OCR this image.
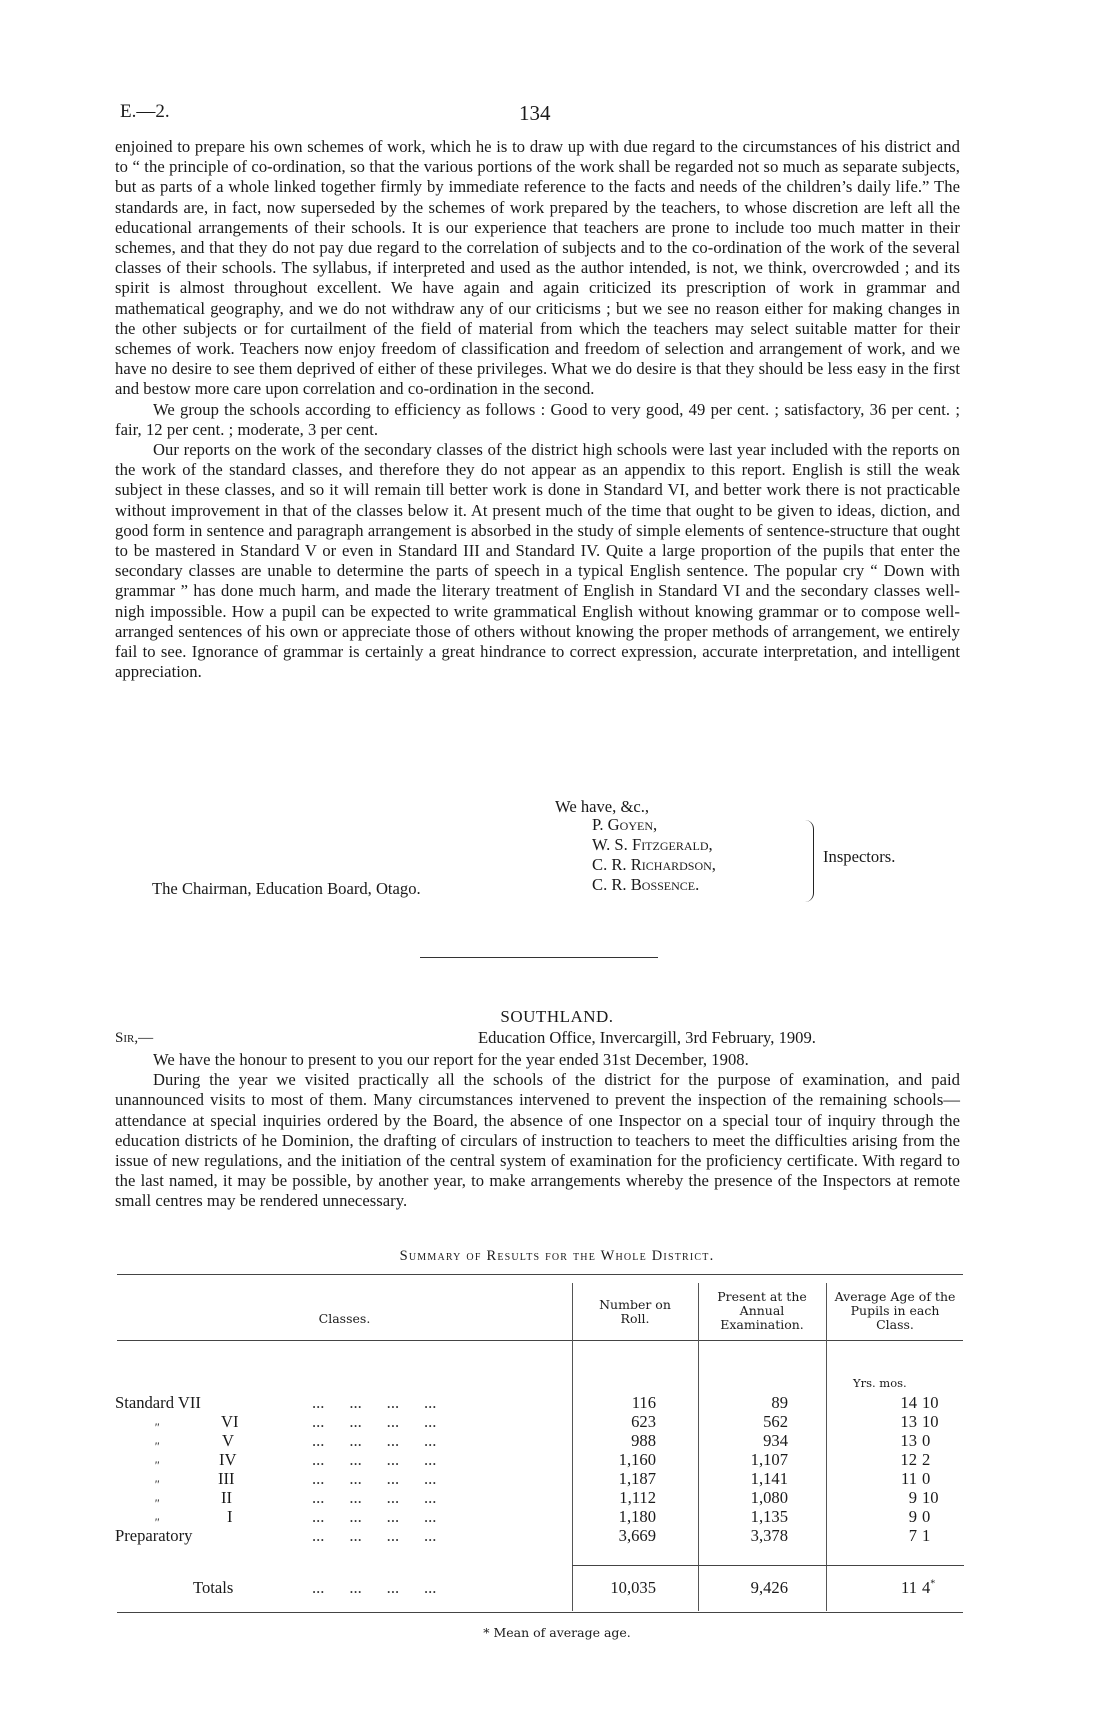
E.—2.	134

enjoined to prepare his own schemes of work, which he is to draw up with due regard to the circumstances of his district and to “ the principle of co-ordination, so that the various portions of the work shall be regarded not so much as separate subjects, but as parts of a whole linked together firmly by immediate reference to the facts and needs of the children’s daily life.” The standards are, in fact, now superseded by the schemes of work prepared by the teachers, to whose discretion are left all the educational arrangements of their schools. It is our experience that teachers are prone to include too much matter in their schemes, and that they do not pay due regard to the correlation of subjects and to the co-ordination of the work of the several classes of their schools. The syllabus, if interpreted and used as the author intended, is not, we think, overcrowded ; and its spirit is almost throughout excellent. We have again and again criticized its prescription of work in grammar and mathematical geography, and we do not withdraw any of our criticisms ; but we see no reason either for making changes in the other subjects or for curtailment of the field of material from which the teachers may select suitable matter for their schemes of work. Teachers now enjoy freedom of classification and freedom of selection and arrangement of work, and we have no desire to see them deprived of either of these privileges. What we do desire is that they should be less easy in the first and bestow more care upon correlation and co-ordination in the second.

We group the schools according to efficiency as follows : Good to very good, 49 per cent. ; satisfactory, 36 per cent. ; fair, 12 per cent. ; moderate, 3 per cent.

Our reports on the work of the secondary classes of the district high schools were last year included with the reports on the work of the standard classes, and therefore they do not appear as an appendix to this report. English is still the weak subject in these classes, and so it will remain till better work is done in Standard VI, and better work there is not practicable without improvement in that of the classes below it. At present much of the time that ought to be given to ideas, diction, and good form in sentence and paragraph arrangement is absorbed in the study of simple elements of sentence-structure that ought to be mastered in Standard V or even in Standard III and Standard IV. Quite a large proportion of the pupils that enter the secondary classes are unable to determine the parts of speech in a typical English sentence. The popular cry “ Down with grammar ” has done much harm, and made the literary treatment of English in Standard VI and the secondary classes well-nigh impossible. How a pupil can be expected to write grammatical English without knowing grammar or to compose well-arranged sentences of his own or appreciate those of others without knowing the proper methods of arrangement, we entirely fail to see. Ignorance of grammar is certainly a great hindrance to correct expression, accurate interpretation, and intelligent appreciation.

We have, &c.,
P. Goyen,
W. S. Fitzgerald,
C. R. Richardson,
C. R. Bossence.
Inspectors.
The Chairman, Education Board, Otago.
SOUTHLAND.
Sir,—	Education Office, Invercargill, 3rd February, 1909.

We have the honour to present to you our report for the year ended 31st December, 1908.

During the year we visited practically all the schools of the district for the purpose of examination, and paid unannounced visits to most of them. Many circumstances intervened to prevent the inspection of the remaining schools—attendance at special inquiries ordered by the Board, the absence of one Inspector on a special tour of inquiry through the education districts of he Dominion, the drafting of circulars of instruction to teachers to meet the difficulties arising from the issue of new regulations, and the initiation of the central system of examination for the proficiency certificate. With regard to the last named, it may be possible, by another year, to make arrangements whereby the presence of the Inspectors at remote small centres may be rendered unnecessary.

Summary of Results for the Whole District.
Classes.
Number on Roll.
Present at the Annual Examination.
Average Age of the Pupils in each Class.
Yrs. mos.
Standard VII	...      ...      ...      ...	116	89	14 10
"	VI	...      ...      ...      ...	623	562	13 10
"	V	...      ...      ...      ...	988	934	13 0
"	IV	...      ...      ...      ...	1,160	1,107	12 2
"	III	...      ...      ...      ...	1,187	1,141	11 0
"	II	...      ...      ...      ...	1,112	1,080	9 10
"	I	...      ...      ...      ...	1,180	1,135	9 0
Preparatory	...      ...      ...      ...	3,669	3,378	7 1
Totals	...      ...      ...      ...	10,035	9,426	11 4*
* Mean of average age.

++++++++++

What the task asks. Your answer should be a single number: the count of lines in the entries that contain the word "Inspectors".

Solution below. 2